| YOUR INSTRUCTIONS |
In the material below, count the lines with the word "genre" and state that number only.

─── RECORDS SHOWN ───

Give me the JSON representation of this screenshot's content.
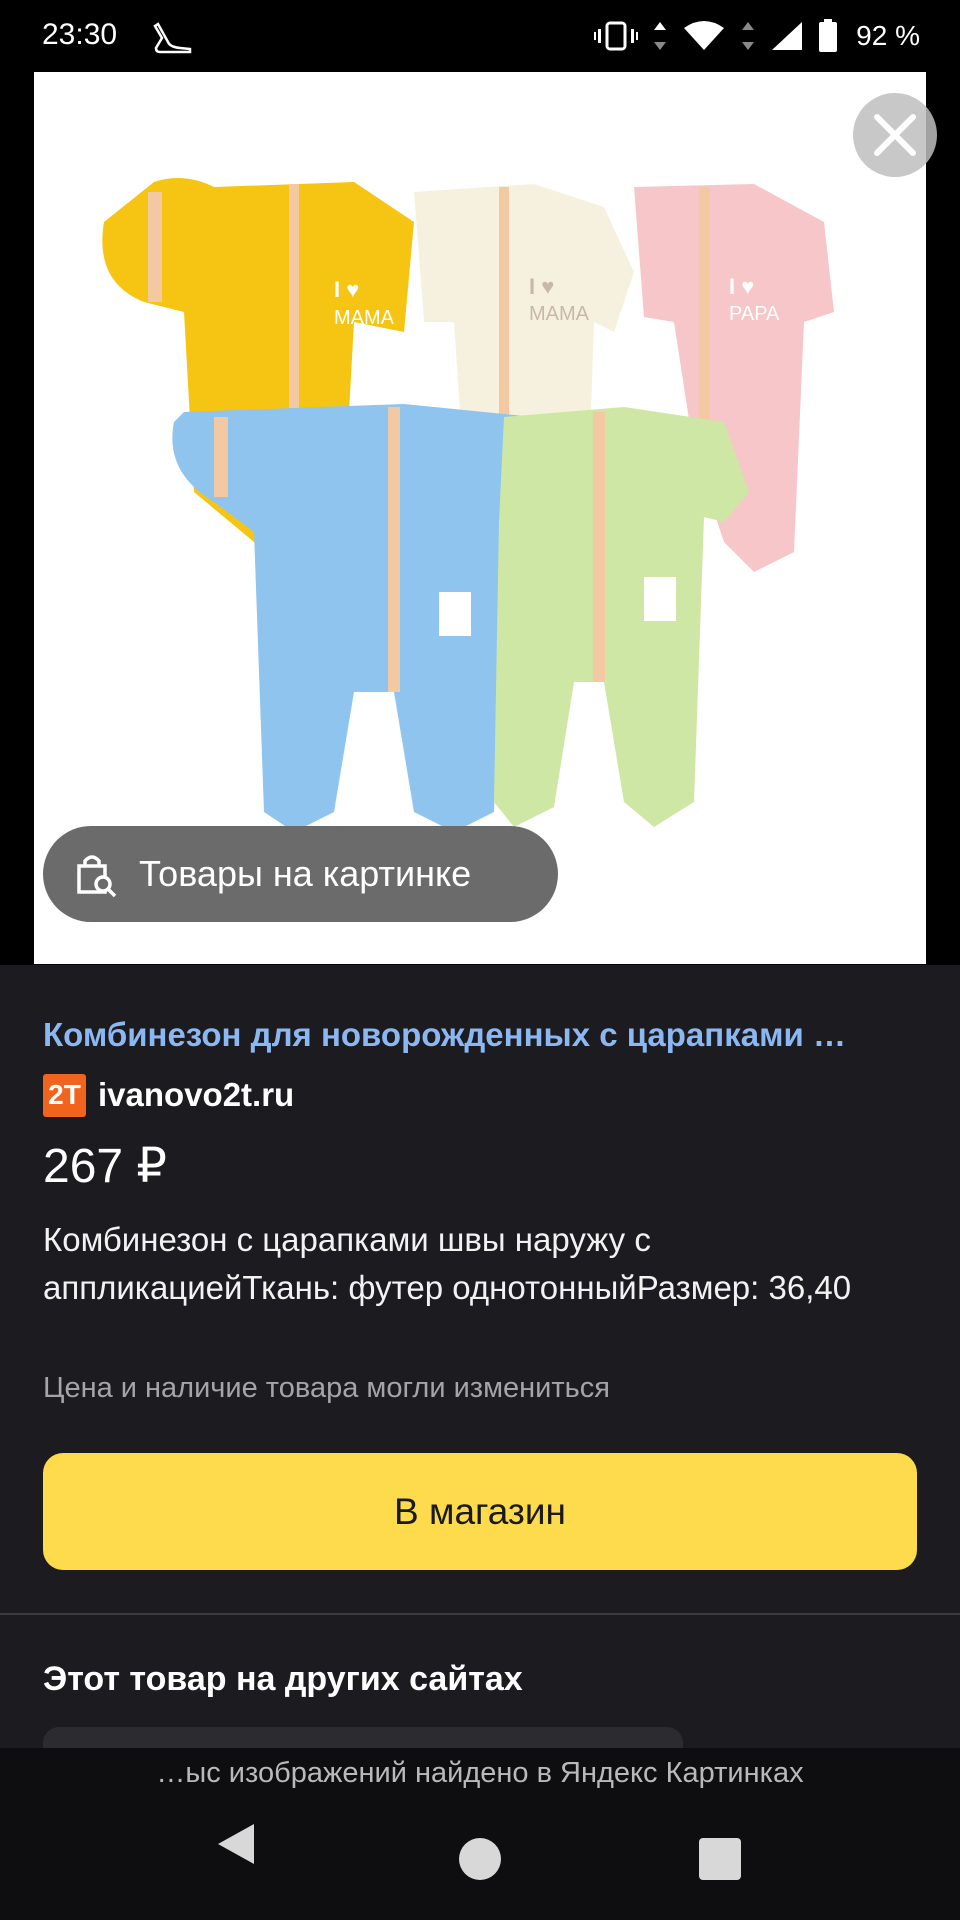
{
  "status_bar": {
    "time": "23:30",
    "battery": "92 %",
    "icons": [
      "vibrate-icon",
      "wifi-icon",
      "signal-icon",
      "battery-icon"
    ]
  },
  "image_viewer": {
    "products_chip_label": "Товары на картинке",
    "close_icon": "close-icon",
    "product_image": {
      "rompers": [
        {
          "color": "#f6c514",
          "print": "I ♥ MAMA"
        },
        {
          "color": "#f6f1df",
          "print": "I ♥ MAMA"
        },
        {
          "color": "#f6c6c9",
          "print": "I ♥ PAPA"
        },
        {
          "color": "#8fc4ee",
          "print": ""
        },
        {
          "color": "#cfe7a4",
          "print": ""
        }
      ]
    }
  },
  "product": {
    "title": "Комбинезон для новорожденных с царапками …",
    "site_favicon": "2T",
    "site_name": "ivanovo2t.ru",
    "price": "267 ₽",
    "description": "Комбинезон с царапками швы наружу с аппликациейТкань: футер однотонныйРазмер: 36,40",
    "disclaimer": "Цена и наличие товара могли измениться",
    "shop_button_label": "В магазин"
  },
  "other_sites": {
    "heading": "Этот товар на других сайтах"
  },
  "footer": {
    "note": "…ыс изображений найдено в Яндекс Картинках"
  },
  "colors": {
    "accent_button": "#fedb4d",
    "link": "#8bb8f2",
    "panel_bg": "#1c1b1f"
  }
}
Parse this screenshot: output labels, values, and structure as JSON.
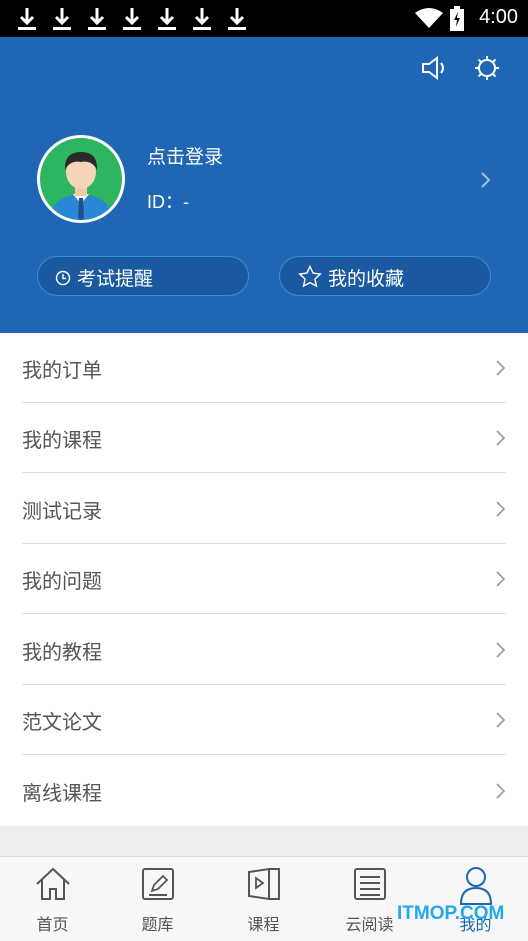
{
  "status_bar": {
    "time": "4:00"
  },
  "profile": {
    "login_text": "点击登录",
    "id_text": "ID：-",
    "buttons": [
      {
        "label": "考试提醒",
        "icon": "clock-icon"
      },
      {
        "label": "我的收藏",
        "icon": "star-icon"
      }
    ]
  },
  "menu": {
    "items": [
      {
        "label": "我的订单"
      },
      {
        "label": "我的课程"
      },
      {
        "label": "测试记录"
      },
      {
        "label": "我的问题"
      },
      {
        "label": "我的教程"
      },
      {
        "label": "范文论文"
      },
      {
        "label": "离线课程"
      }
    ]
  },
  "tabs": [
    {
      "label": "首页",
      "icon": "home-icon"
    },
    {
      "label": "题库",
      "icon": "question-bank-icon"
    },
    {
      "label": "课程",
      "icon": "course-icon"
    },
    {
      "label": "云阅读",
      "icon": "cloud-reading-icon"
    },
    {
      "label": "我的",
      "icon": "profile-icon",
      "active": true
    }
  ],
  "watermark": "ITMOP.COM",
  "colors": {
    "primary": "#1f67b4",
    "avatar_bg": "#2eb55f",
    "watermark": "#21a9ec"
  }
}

───
─── RECORDS SHOWN ───

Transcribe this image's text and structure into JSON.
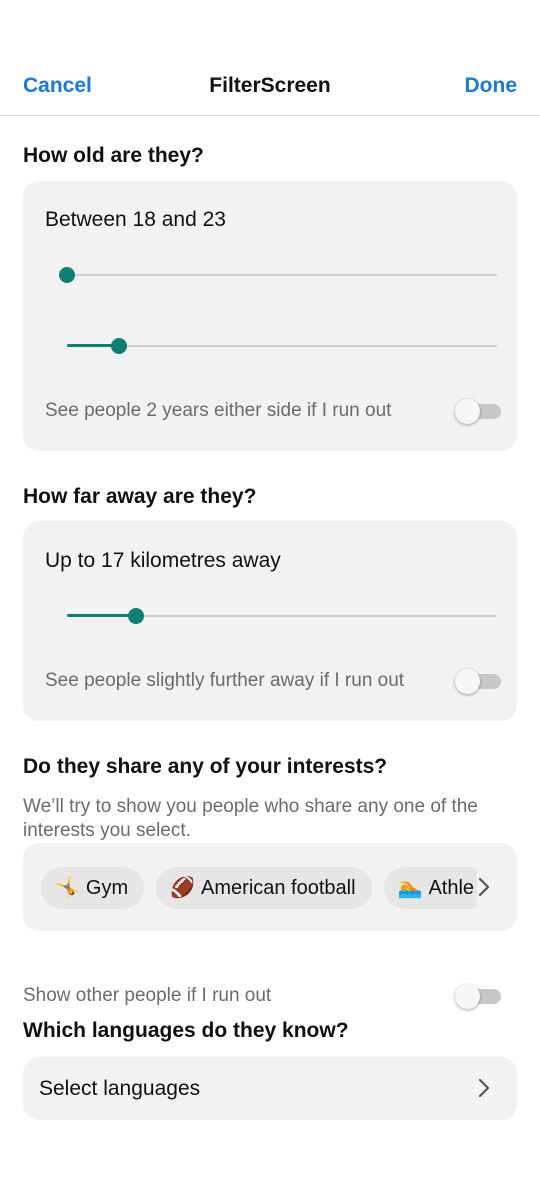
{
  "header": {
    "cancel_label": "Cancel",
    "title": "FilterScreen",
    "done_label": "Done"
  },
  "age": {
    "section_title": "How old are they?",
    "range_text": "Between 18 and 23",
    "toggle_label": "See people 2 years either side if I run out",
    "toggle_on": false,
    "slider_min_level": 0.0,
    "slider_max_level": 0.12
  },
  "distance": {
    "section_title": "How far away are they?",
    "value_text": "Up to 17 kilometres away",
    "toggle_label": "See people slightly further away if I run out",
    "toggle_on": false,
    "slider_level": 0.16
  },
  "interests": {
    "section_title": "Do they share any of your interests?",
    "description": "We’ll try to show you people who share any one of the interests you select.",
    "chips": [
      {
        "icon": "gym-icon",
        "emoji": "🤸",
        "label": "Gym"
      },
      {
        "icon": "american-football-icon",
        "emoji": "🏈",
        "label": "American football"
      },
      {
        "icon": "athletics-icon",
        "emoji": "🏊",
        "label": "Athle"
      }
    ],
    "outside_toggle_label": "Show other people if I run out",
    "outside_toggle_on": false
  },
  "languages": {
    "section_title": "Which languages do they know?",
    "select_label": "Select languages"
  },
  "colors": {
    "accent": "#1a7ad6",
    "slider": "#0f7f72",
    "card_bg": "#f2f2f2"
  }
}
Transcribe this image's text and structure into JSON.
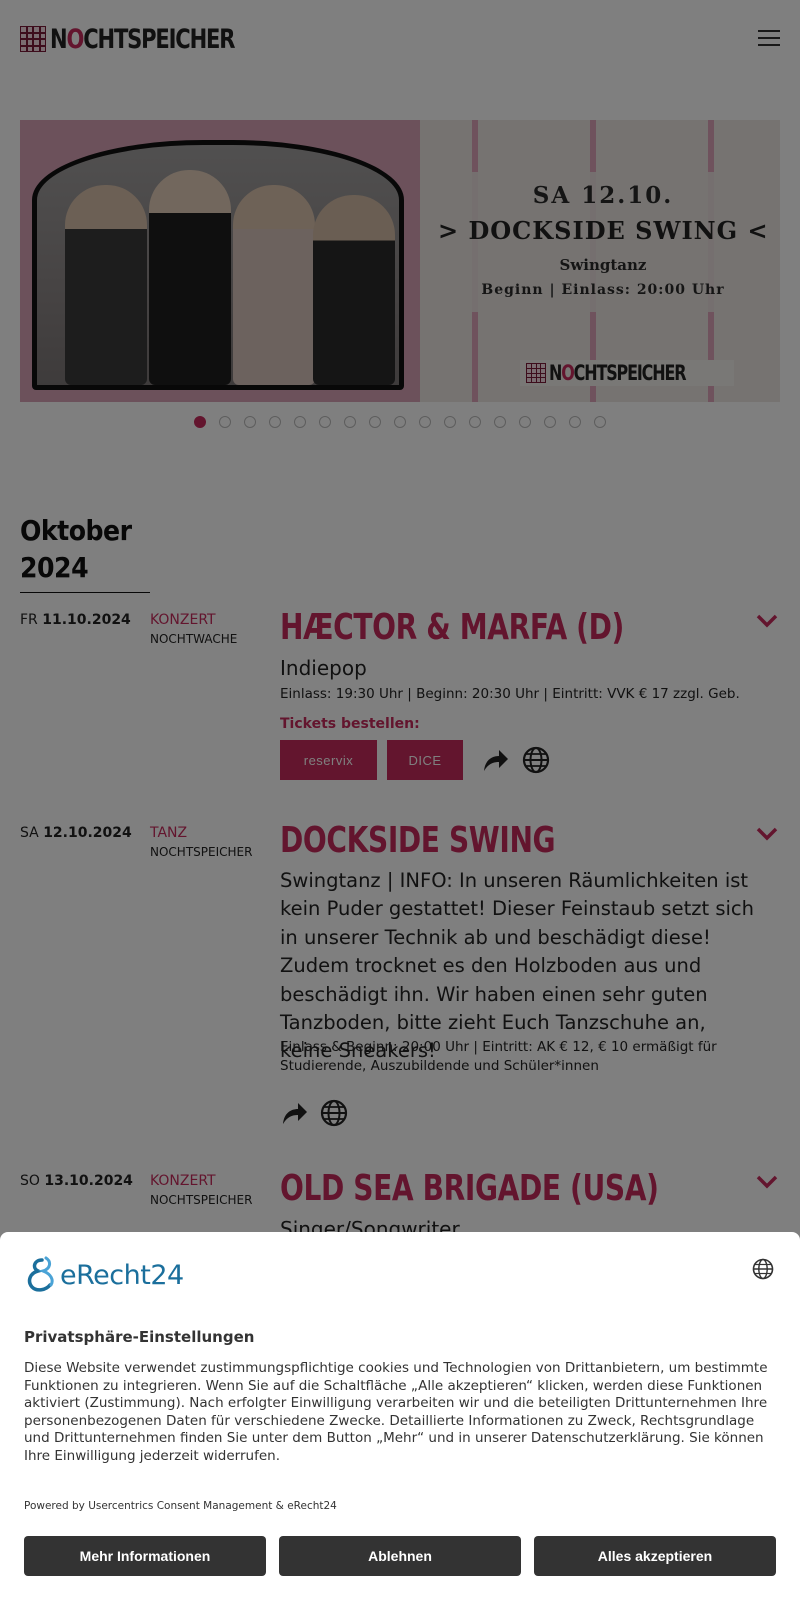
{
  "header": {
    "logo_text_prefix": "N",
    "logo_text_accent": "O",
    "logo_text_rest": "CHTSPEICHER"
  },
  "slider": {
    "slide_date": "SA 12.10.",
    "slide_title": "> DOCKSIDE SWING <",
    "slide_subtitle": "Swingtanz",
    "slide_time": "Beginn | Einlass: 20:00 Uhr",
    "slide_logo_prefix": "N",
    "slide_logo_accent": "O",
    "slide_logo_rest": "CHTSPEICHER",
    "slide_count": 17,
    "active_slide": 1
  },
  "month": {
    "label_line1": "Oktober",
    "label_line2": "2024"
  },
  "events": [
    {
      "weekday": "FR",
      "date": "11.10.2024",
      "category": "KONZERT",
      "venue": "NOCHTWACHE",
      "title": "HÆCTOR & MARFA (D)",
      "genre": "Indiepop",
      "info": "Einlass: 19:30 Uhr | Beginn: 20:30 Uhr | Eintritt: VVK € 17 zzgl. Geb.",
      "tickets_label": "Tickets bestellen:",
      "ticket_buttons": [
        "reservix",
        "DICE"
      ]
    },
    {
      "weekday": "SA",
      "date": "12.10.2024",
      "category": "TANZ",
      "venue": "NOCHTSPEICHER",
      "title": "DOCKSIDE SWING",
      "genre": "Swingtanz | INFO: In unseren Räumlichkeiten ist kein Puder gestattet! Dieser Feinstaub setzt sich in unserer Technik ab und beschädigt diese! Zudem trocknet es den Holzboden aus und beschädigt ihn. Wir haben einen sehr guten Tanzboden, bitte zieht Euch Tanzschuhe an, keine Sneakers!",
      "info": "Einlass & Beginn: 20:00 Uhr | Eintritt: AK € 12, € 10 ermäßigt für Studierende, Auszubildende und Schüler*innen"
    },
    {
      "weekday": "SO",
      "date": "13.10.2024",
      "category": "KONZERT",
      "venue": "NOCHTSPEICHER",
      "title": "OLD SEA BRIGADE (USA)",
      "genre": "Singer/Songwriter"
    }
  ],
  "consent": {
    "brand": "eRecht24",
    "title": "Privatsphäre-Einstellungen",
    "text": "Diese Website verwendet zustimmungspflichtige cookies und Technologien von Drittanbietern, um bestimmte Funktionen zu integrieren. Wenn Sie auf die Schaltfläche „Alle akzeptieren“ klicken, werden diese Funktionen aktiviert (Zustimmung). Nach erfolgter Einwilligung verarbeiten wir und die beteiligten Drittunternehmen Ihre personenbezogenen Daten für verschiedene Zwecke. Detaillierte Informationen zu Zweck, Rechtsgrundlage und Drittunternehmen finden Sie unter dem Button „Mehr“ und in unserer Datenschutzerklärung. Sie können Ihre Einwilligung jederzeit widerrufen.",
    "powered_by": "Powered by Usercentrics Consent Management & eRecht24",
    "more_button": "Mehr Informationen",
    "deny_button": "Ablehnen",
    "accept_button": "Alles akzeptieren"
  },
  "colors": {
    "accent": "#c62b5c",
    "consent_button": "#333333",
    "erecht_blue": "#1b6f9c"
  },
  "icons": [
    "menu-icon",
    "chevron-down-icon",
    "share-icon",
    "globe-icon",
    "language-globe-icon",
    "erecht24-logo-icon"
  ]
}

───

| RIGHT ANSWER |
3